» Stated goal
Gather up all lines that carry the word "Heliocentric".

Stored items:
■ ■ ■ ■ ■ ■ ■
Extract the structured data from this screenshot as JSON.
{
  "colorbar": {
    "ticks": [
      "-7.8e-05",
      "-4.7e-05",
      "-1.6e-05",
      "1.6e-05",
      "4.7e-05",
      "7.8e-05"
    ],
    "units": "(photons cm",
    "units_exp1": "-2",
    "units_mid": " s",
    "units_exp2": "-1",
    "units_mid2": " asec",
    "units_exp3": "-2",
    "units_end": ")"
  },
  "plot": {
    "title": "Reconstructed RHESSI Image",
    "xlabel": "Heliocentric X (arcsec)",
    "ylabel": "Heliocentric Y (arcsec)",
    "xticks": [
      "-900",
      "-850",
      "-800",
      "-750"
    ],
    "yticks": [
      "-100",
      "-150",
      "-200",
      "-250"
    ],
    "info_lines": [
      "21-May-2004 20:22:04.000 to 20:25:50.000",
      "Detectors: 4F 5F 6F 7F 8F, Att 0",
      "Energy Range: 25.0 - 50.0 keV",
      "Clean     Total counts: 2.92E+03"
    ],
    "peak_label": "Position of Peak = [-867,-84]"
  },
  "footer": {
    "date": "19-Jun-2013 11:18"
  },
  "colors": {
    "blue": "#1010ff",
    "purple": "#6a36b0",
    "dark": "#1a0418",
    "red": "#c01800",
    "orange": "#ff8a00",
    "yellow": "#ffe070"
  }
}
■ ■ ■ ■ ■ ■ ■
» Response
    "xlabel": "Heliocentric X (arcsec)",
    "ylabel": "Heliocentric Y (arcsec)",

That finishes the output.